*Work to complete:* Restate the data below word for word. Skip any images it contains.

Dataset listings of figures
■ ■ ■ ■

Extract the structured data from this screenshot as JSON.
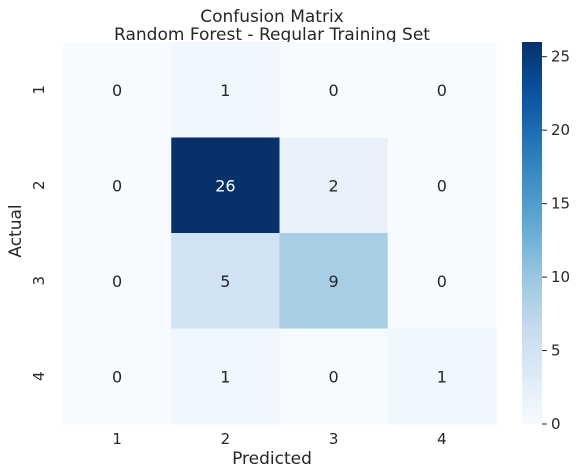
{
  "chart_data": {
    "type": "heatmap",
    "title": "Confusion Matrix",
    "subtitle": "Random Forest - Regular Training Set",
    "xlabel": "Predicted",
    "ylabel": "Actual",
    "x_categories": [
      "1",
      "2",
      "3",
      "4"
    ],
    "y_categories": [
      "1",
      "2",
      "3",
      "4"
    ],
    "values": [
      [
        0,
        1,
        0,
        0
      ],
      [
        0,
        26,
        2,
        0
      ],
      [
        0,
        5,
        9,
        0
      ],
      [
        0,
        1,
        0,
        1
      ]
    ],
    "colormap": "Blues",
    "colorbar": {
      "min": 0,
      "max": 26,
      "ticks": [
        0,
        5,
        10,
        15,
        20,
        25
      ]
    },
    "colors": {
      "low": "#f7fbff",
      "high": "#08306b",
      "text_dark": "#262626",
      "text_light": "#ffffff"
    }
  }
}
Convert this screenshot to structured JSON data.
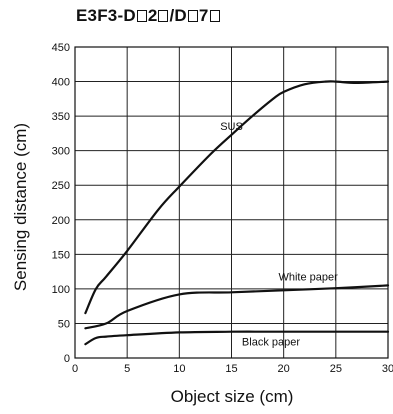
{
  "chart_data": {
    "type": "line",
    "title": "E3F3-D□2□/D□7□",
    "xlabel": "Object size (cm)",
    "ylabel": "Sensing distance (cm)",
    "xlim": [
      0,
      30
    ],
    "ylim": [
      0,
      450
    ],
    "xticks": [
      0,
      5,
      10,
      15,
      20,
      25,
      30
    ],
    "yticks": [
      0,
      50,
      100,
      150,
      200,
      250,
      300,
      350,
      400,
      450
    ],
    "grid": true,
    "series": [
      {
        "name": "SUS",
        "x": [
          1,
          2,
          3,
          5,
          8,
          10,
          13,
          15,
          17,
          19,
          20,
          22,
          24,
          25,
          27,
          30
        ],
        "y": [
          65,
          100,
          118,
          155,
          215,
          248,
          295,
          323,
          350,
          375,
          385,
          396,
          400,
          400,
          398,
          400
        ]
      },
      {
        "name": "White paper",
        "x": [
          1,
          3,
          5,
          10,
          15,
          20,
          25,
          30
        ],
        "y": [
          43,
          50,
          68,
          92,
          95,
          98,
          101,
          105
        ]
      },
      {
        "name": "Black paper",
        "x": [
          1,
          2,
          3,
          5,
          10,
          15,
          20,
          25,
          30
        ],
        "y": [
          20,
          29,
          31,
          33,
          37,
          38,
          38,
          38,
          38
        ]
      }
    ]
  }
}
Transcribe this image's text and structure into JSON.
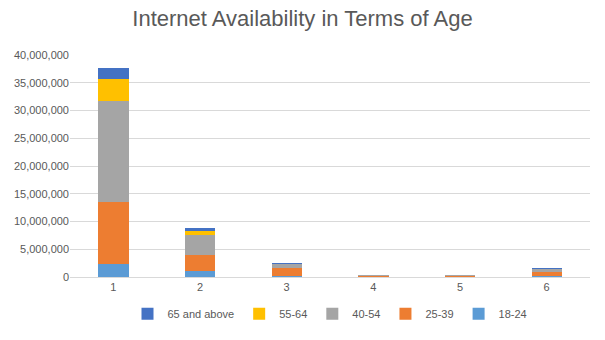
{
  "chart_data": {
    "type": "bar",
    "title": "Internet Availability in Terms of Age",
    "categories": [
      "1",
      "2",
      "3",
      "4",
      "5",
      "6"
    ],
    "series": [
      {
        "name": "18-24",
        "color": "#5b9bd5",
        "values": [
          2400000,
          1000000,
          200000,
          30000,
          50000,
          200000
        ]
      },
      {
        "name": "25-39",
        "color": "#ed7d31",
        "values": [
          11100000,
          2900000,
          1400000,
          200000,
          200000,
          700000
        ]
      },
      {
        "name": "40-54",
        "color": "#a5a5a5",
        "values": [
          18300000,
          3600000,
          700000,
          80000,
          100000,
          500000
        ]
      },
      {
        "name": "55-64",
        "color": "#ffc000",
        "values": [
          3800000,
          700000,
          100000,
          20000,
          30000,
          100000
        ]
      },
      {
        "name": "65 and above",
        "color": "#4472c4",
        "values": [
          2000000,
          600000,
          50000,
          20000,
          20000,
          50000
        ]
      }
    ],
    "stacked": true,
    "ylim": [
      0,
      40000000
    ],
    "yticks": [
      0,
      {
        "value": 5000000,
        "label": "5,000,000"
      },
      {
        "value": 10000000,
        "label": "10,000,000"
      },
      {
        "value": 15000000,
        "label": "15,000,000"
      },
      {
        "value": 20000000,
        "label": "20,000,000"
      },
      {
        "value": 25000000,
        "label": "25,000,000"
      },
      {
        "value": 30000000,
        "label": "30,000,000"
      },
      {
        "value": 35000000,
        "label": "35,000,000"
      },
      {
        "value": 40000000,
        "label": "40,000,000"
      }
    ],
    "grid": true,
    "legend": "bottom"
  }
}
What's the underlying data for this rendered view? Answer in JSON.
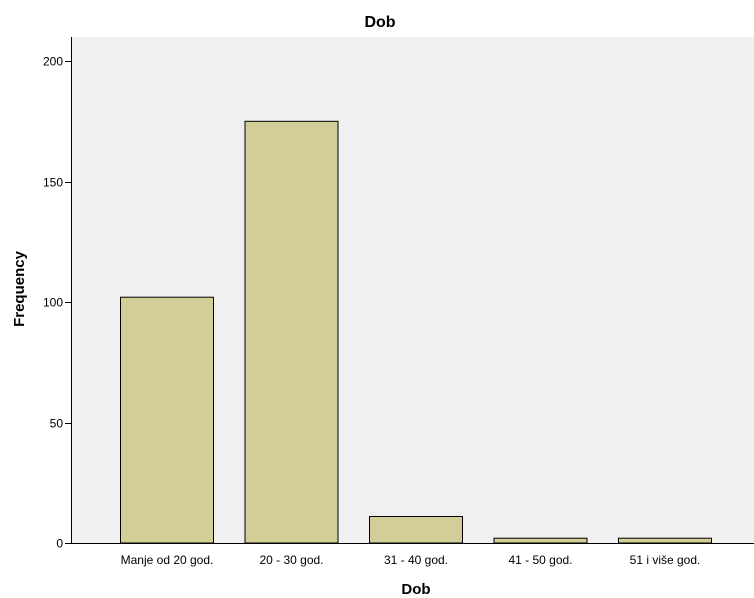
{
  "chart_data": {
    "type": "bar",
    "title": "Dob",
    "xlabel": "Dob",
    "ylabel": "Frequency",
    "categories": [
      "Manje od 20 god.",
      "20 - 30 god.",
      "31 - 40 god.",
      "41 - 50 god.",
      "51 i više god."
    ],
    "values": [
      102,
      175,
      11,
      2,
      2
    ],
    "ylim": [
      0,
      210
    ],
    "yticks": [
      0,
      50,
      100,
      150,
      200
    ],
    "grid": false,
    "legend": "none",
    "colors": {
      "plot_background": "#f0f0f0",
      "bar_fill": "#d3ce97",
      "bar_stroke": "#000000",
      "axis": "#000000"
    }
  }
}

■ ■ ■ ■

*Result:*
Extract the structured data from this screenshot as JSON.
{
  "chart_data": {
    "type": "heatmap",
    "title": "Confusion Matrix",
    "subtitle": "Random Forest - Regular Training Set",
    "xlabel": "Predicted",
    "ylabel": "Actual",
    "x_categories": [
      "1",
      "2",
      "3",
      "4"
    ],
    "y_categories": [
      "1",
      "2",
      "3",
      "4"
    ],
    "values": [
      [
        0,
        1,
        0,
        0
      ],
      [
        0,
        26,
        2,
        0
      ],
      [
        0,
        5,
        9,
        0
      ],
      [
        0,
        1,
        0,
        1
      ]
    ],
    "colormap": "Blues",
    "colorbar": {
      "min": 0,
      "max": 26,
      "ticks": [
        0,
        5,
        10,
        15,
        20,
        25
      ]
    },
    "colors": {
      "low": "#f7fbff",
      "high": "#08306b",
      "text_dark": "#262626",
      "text_light": "#ffffff"
    }
  }
}
Convert this screenshot to structured JSON data.
{
  "chart_data": {
    "type": "line",
    "title": "E3F3-D□2□/D□7□",
    "xlabel": "Object size (cm)",
    "ylabel": "Sensing distance (cm)",
    "xlim": [
      0,
      30
    ],
    "ylim": [
      0,
      450
    ],
    "xticks": [
      0,
      5,
      10,
      15,
      20,
      25,
      30
    ],
    "yticks": [
      0,
      50,
      100,
      150,
      200,
      250,
      300,
      350,
      400,
      450
    ],
    "grid": true,
    "series": [
      {
        "name": "SUS",
        "x": [
          1,
          2,
          3,
          5,
          8,
          10,
          13,
          15,
          17,
          19,
          20,
          22,
          24,
          25,
          27,
          30
        ],
        "y": [
          65,
          100,
          118,
          155,
          215,
          248,
          295,
          323,
          350,
          375,
          385,
          396,
          400,
          400,
          398,
          400
        ]
      },
      {
        "name": "White paper",
        "x": [
          1,
          3,
          5,
          10,
          15,
          20,
          25,
          30
        ],
        "y": [
          43,
          50,
          68,
          92,
          95,
          98,
          101,
          105
        ]
      },
      {
        "name": "Black paper",
        "x": [
          1,
          2,
          3,
          5,
          10,
          15,
          20,
          25,
          30
        ],
        "y": [
          20,
          29,
          31,
          33,
          37,
          38,
          38,
          38,
          38
        ]
      }
    ]
  }
}
Transcribe this image's text and structure into JSON.
{
  "chart_data": {
    "type": "bar",
    "title": "Internet Availability in Terms of Age",
    "categories": [
      "1",
      "2",
      "3",
      "4",
      "5",
      "6"
    ],
    "series": [
      {
        "name": "18-24",
        "color": "#5b9bd5",
        "values": [
          2400000,
          1000000,
          200000,
          30000,
          50000,
          200000
        ]
      },
      {
        "name": "25-39",
        "color": "#ed7d31",
        "values": [
          11100000,
          2900000,
          1400000,
          200000,
          200000,
          700000
        ]
      },
      {
        "name": "40-54",
        "color": "#a5a5a5",
        "values": [
          18300000,
          3600000,
          700000,
          80000,
          100000,
          500000
        ]
      },
      {
        "name": "55-64",
        "color": "#ffc000",
        "values": [
          3800000,
          700000,
          100000,
          20000,
          30000,
          100000
        ]
      },
      {
        "name": "65 and above",
        "color": "#4472c4",
        "values": [
          2000000,
          600000,
          50000,
          20000,
          20000,
          50000
        ]
      }
    ],
    "stacked": true,
    "ylim": [
      0,
      40000000
    ],
    "yticks": [
      0,
      {
        "value": 5000000,
        "label": "5,000,000"
      },
      {
        "value": 10000000,
        "label": "10,000,000"
      },
      {
        "value": 15000000,
        "label": "15,000,000"
      },
      {
        "value": 20000000,
        "label": "20,000,000"
      },
      {
        "value": 25000000,
        "label": "25,000,000"
      },
      {
        "value": 30000000,
        "label": "30,000,000"
      },
      {
        "value": 35000000,
        "label": "35,000,000"
      },
      {
        "value": 40000000,
        "label": "40,000,000"
      }
    ],
    "grid": true,
    "legend": "bottom"
  }
}
What's the underlying data for this rendered view? Answer in JSON.
{
  "chart_data": {
    "type": "bar",
    "title": "Dob",
    "xlabel": "Dob",
    "ylabel": "Frequency",
    "categories": [
      "Manje od 20 god.",
      "20 - 30 god.",
      "31 - 40 god.",
      "41 - 50 god.",
      "51 i više god."
    ],
    "values": [
      102,
      175,
      11,
      2,
      2
    ],
    "ylim": [
      0,
      210
    ],
    "yticks": [
      0,
      50,
      100,
      150,
      200
    ],
    "grid": false,
    "legend": "none",
    "colors": {
      "plot_background": "#f0f0f0",
      "bar_fill": "#d3ce97",
      "bar_stroke": "#000000",
      "axis": "#000000"
    }
  }
}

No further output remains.